## PROBLEM TO WORK ON
Could you copy every line from the material below in which "xlabel" appears?

━━ DATA EXTRACT ━━

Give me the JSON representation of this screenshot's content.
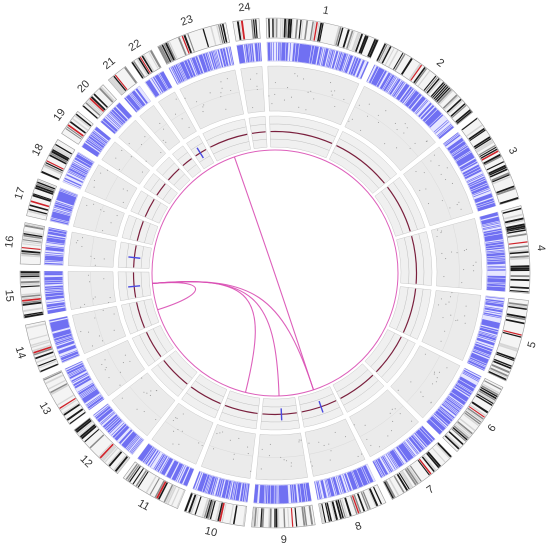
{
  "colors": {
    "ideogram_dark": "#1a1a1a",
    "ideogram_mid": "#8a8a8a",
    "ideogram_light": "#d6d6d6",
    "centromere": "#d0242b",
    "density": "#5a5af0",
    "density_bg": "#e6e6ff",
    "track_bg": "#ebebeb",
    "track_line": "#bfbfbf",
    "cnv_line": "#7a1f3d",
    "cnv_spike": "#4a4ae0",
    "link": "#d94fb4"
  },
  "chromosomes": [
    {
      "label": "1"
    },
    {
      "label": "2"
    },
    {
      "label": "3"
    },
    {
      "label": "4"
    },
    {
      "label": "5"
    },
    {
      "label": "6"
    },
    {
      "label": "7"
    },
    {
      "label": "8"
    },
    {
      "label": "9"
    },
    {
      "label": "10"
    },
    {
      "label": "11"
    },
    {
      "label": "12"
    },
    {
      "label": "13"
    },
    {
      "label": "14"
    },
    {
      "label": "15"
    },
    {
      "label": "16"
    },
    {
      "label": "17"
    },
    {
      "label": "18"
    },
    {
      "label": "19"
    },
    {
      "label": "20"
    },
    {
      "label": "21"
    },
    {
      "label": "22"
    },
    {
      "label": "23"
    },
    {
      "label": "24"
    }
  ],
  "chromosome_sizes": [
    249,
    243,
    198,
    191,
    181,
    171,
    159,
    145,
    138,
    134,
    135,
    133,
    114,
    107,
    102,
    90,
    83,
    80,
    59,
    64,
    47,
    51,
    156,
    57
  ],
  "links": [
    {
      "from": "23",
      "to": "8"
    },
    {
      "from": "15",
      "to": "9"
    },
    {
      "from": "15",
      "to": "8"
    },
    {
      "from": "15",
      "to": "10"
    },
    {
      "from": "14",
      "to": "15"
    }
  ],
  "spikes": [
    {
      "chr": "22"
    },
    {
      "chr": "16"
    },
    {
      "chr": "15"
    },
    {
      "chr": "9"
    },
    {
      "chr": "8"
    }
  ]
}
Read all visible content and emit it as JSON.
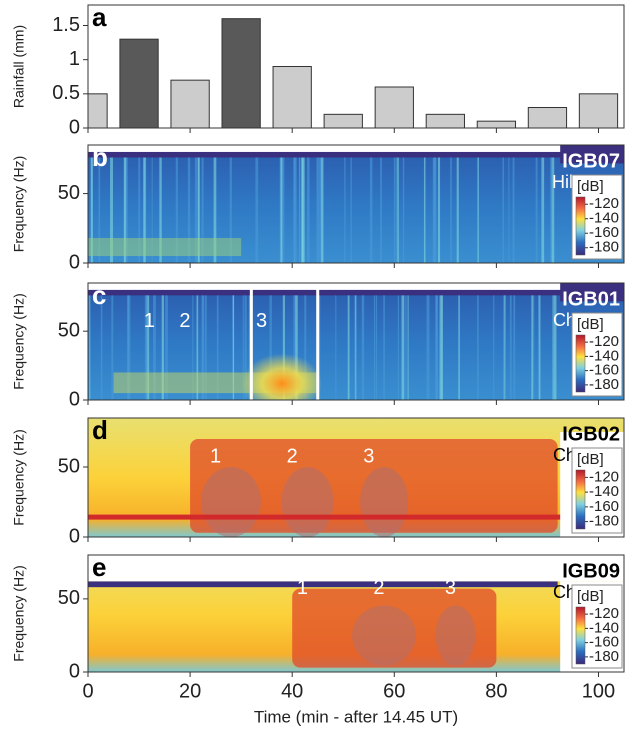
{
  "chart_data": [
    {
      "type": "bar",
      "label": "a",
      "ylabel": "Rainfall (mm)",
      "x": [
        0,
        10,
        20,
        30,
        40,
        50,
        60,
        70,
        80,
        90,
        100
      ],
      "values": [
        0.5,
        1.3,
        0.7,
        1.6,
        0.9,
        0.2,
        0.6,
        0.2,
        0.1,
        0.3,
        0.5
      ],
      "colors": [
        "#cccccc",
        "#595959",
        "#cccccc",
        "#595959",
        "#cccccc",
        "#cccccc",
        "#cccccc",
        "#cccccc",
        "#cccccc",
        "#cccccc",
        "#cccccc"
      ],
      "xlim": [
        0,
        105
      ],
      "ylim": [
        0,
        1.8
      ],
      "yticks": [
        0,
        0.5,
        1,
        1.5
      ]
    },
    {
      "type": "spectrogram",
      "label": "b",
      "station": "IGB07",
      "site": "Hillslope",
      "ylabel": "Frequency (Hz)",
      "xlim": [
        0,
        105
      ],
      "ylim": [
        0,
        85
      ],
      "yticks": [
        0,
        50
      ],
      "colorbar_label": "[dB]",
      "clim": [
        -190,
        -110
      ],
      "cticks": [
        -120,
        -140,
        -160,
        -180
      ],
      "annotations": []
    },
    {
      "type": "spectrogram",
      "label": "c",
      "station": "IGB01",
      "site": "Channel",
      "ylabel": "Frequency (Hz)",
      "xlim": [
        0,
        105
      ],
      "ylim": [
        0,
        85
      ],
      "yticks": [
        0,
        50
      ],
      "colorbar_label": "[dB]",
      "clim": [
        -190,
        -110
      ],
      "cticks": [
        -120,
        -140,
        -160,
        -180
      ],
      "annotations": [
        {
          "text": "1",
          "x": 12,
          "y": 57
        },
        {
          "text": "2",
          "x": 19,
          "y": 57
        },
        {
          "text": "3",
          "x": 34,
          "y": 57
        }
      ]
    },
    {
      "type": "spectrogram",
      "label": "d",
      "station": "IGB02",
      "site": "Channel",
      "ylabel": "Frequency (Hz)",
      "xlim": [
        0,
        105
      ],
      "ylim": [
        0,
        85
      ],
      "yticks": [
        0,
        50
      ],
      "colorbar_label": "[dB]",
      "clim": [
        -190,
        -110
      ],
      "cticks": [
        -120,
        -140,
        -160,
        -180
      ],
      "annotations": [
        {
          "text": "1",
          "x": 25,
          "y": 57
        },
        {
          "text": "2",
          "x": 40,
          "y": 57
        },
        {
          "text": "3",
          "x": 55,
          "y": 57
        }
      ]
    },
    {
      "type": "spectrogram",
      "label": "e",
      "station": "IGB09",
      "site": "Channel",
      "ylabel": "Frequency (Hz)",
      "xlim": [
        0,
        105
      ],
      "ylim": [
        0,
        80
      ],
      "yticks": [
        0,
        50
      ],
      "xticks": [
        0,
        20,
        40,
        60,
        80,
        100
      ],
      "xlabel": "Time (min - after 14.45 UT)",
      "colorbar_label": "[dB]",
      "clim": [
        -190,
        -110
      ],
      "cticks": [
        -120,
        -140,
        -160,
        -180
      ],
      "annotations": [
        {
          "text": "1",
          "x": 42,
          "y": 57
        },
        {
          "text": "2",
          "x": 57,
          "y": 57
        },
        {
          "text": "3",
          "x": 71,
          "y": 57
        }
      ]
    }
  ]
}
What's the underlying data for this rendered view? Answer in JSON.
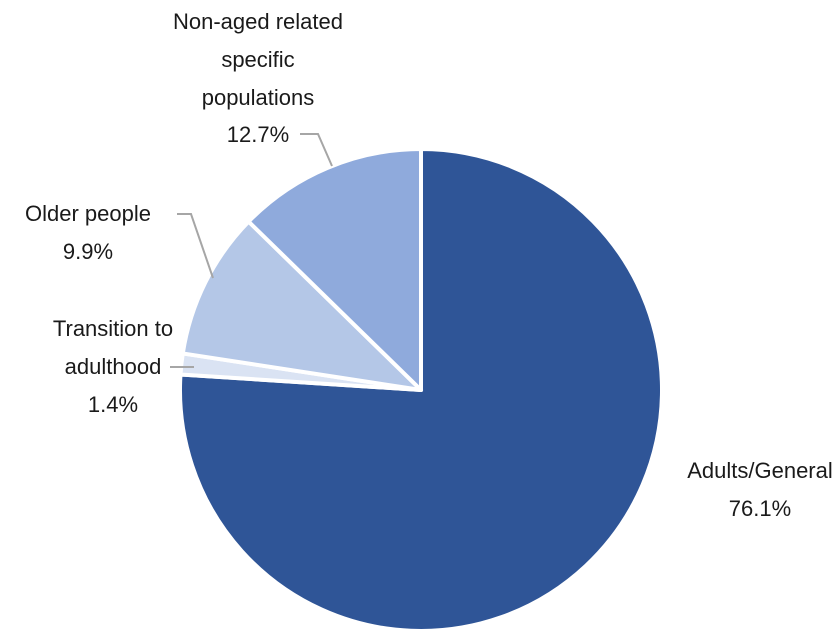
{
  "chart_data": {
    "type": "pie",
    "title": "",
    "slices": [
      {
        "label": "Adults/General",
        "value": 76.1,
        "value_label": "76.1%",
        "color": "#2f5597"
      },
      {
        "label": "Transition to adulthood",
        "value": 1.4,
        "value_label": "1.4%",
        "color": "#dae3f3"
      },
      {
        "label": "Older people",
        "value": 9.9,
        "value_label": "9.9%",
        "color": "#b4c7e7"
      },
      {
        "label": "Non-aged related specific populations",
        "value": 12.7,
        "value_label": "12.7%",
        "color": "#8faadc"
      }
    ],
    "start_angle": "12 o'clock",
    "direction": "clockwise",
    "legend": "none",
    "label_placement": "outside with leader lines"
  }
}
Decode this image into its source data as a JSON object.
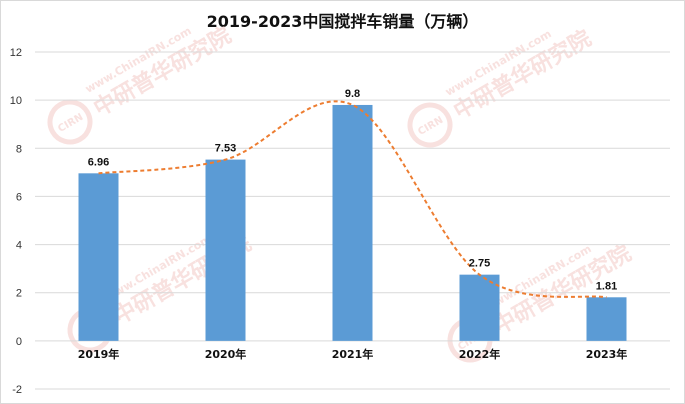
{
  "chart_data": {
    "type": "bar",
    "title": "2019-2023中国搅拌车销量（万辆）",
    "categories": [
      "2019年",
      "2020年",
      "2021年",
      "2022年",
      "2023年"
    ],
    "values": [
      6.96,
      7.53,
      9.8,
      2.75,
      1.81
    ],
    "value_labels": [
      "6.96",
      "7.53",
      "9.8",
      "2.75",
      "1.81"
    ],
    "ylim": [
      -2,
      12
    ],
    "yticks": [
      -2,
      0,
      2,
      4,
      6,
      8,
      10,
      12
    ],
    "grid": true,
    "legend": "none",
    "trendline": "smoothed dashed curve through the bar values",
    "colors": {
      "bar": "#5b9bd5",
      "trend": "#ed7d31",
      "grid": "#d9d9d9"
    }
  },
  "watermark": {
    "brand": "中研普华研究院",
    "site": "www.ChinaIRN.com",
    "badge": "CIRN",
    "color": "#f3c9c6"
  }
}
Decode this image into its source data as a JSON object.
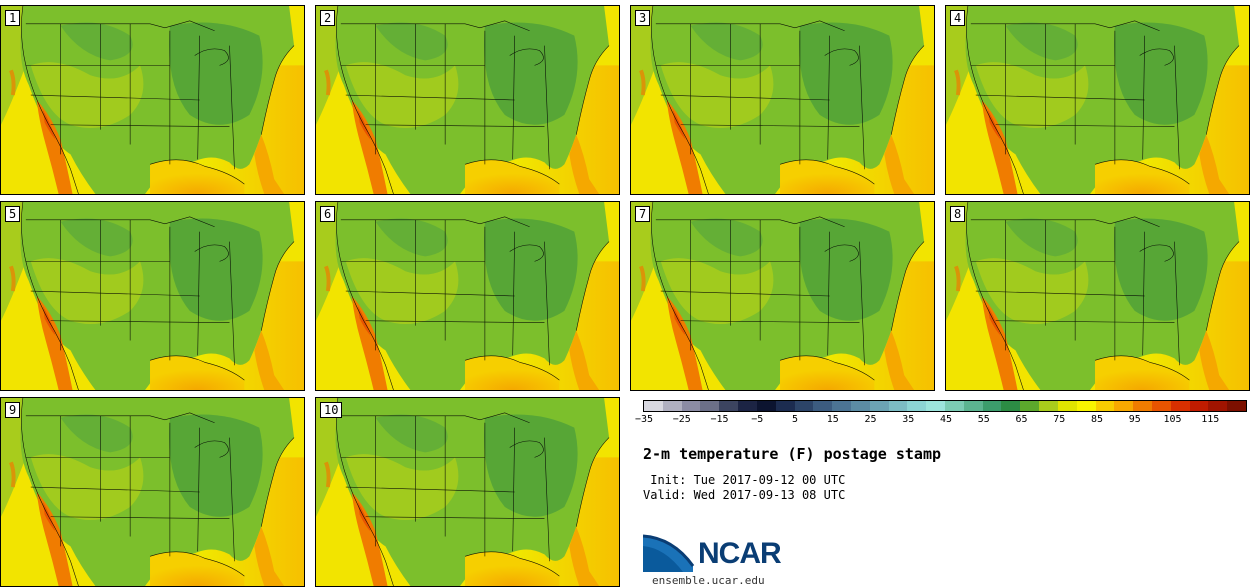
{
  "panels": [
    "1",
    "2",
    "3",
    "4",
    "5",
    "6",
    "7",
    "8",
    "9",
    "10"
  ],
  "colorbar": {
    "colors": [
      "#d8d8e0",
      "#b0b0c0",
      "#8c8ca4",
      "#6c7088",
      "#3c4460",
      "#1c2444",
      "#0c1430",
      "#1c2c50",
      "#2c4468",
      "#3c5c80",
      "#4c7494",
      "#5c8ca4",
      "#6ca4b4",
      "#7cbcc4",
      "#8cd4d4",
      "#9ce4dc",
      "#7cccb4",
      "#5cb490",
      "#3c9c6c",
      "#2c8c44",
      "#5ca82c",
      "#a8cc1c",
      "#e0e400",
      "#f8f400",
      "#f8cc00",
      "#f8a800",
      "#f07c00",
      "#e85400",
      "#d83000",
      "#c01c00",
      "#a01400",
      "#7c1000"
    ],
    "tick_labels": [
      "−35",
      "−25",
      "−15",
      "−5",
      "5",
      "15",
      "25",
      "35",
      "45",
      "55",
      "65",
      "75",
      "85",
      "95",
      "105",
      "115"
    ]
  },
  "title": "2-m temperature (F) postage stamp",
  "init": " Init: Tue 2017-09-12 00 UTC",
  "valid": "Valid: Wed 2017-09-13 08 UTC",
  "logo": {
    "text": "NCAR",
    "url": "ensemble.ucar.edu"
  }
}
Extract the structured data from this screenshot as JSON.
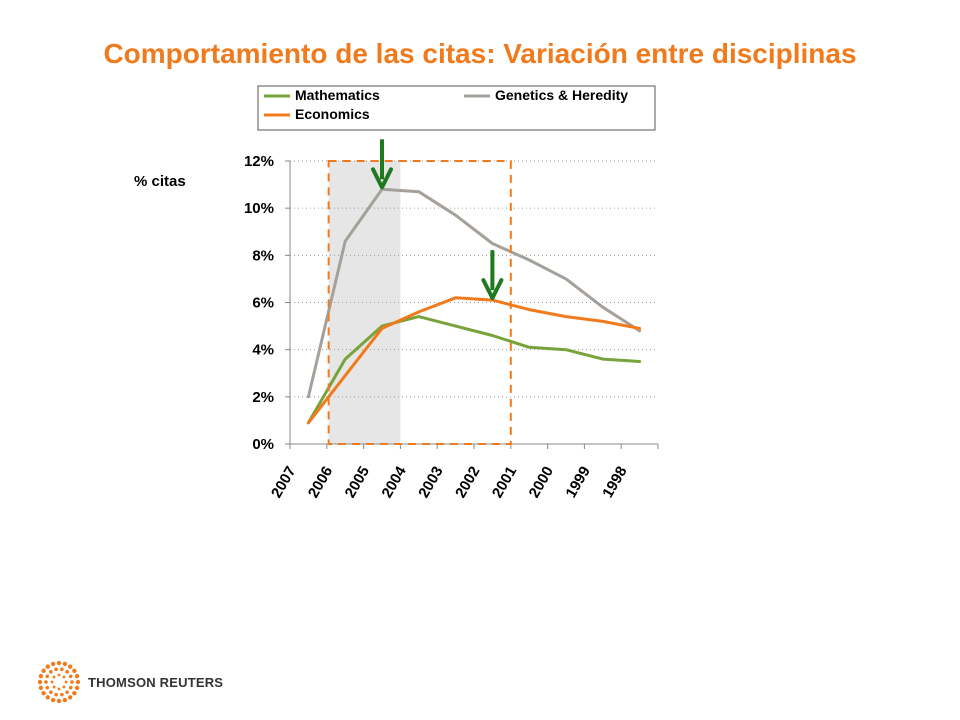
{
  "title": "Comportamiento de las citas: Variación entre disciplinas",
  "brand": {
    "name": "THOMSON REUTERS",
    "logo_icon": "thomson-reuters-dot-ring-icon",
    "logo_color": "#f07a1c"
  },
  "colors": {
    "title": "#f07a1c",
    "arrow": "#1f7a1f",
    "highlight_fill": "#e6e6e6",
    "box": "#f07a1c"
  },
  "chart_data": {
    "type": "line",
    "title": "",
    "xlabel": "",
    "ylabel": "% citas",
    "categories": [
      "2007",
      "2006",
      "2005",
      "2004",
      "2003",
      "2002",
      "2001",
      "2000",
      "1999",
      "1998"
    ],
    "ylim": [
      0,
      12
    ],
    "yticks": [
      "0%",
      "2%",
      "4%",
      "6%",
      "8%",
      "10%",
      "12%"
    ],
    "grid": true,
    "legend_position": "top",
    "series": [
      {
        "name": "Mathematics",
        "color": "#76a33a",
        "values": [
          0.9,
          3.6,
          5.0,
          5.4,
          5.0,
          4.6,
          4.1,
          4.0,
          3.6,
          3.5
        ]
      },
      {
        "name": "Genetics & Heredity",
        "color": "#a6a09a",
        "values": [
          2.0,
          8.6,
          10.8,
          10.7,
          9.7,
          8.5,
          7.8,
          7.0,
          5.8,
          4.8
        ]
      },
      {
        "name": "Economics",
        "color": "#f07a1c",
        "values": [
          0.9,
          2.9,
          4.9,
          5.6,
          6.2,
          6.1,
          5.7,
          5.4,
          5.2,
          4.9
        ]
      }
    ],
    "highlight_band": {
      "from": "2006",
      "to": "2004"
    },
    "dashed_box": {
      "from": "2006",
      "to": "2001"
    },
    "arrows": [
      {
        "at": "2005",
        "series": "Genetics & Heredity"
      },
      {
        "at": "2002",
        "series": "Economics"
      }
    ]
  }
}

━━━

## COMPLETED EXERCISE
      "xlabel": "Time (min - after 14.45 UT)",
    "xlabel": "",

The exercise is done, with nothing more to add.